* **Problem statement**
Transcribe all of the records word for word, but omit the pictures.

* **Extracted records**
▬▬▬▬▬▬▬▬▬▬

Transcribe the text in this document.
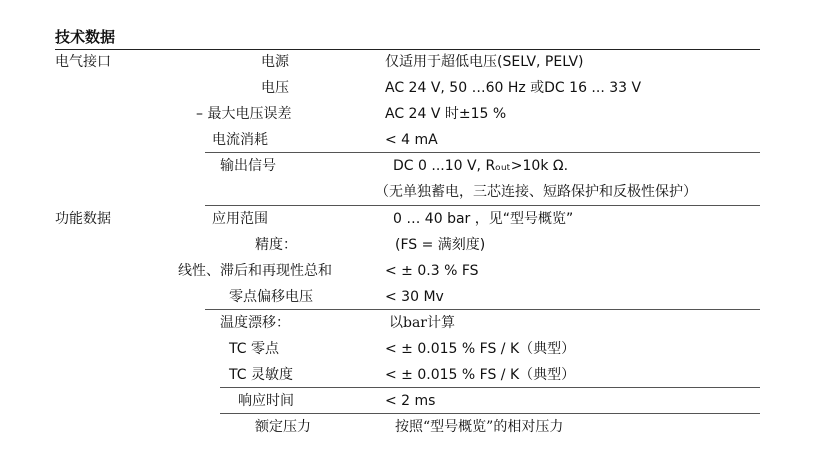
技术数据
电气接口
功能数据
电源
电压
– 最大电压误差
电流消耗
输出信号
应用范围
精度：
线性、滞后和再现性总和
零点偏移电压
温度漂移：
TC 零点
TC 灵敏度
响应时间
额定压力
仅适用于超低电压(SELV, PELV)
AC 24 V, 50 …60 Hz 或DC 16 ... 33 V
AC 24 V 时±15 %
< 4 mA
DC 0 ...10 V, Rₒᵤₜ>10k Ω.
（无单独蓄电，三芯连接、短路保护和反极性保护）
0 … 40 bar ，见“型号概览”
(FS = 满刻度)
< ± 0.3 % FS
< 30 Mv
以bar计算
< ± 0.015 % FS / K（典型）
< ± 0.015 % FS / K（典型）
< 2 ms
按照“型号概览”的相对压力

▬▬▬▬▬▬▬▬▬▬

* **Answer to this task**
Transcribe the text in this document.
技术数据
电气接口
功能数据
电源
电压
– 最大电压误差
电流消耗
输出信号
应用范围
精度：
线性、滞后和再现性总和
零点偏移电压
温度漂移：
TC 零点
TC 灵敏度
响应时间
额定压力
仅适用于超低电压(SELV, PELV)
AC 24 V, 50 …60 Hz 或DC 16 ... 33 V
AC 24 V 时±15 %
< 4 mA
DC 0 ...10 V, Rₒᵤₜ>10k Ω.
（无单独蓄电，三芯连接、短路保护和反极性保护）
0 … 40 bar ，见“型号概览”
(FS = 满刻度)
< ± 0.3 % FS
< 30 Mv
以bar计算
< ± 0.015 % FS / K（典型）
< ± 0.015 % FS / K（典型）
< 2 ms
按照“型号概览”的相对压力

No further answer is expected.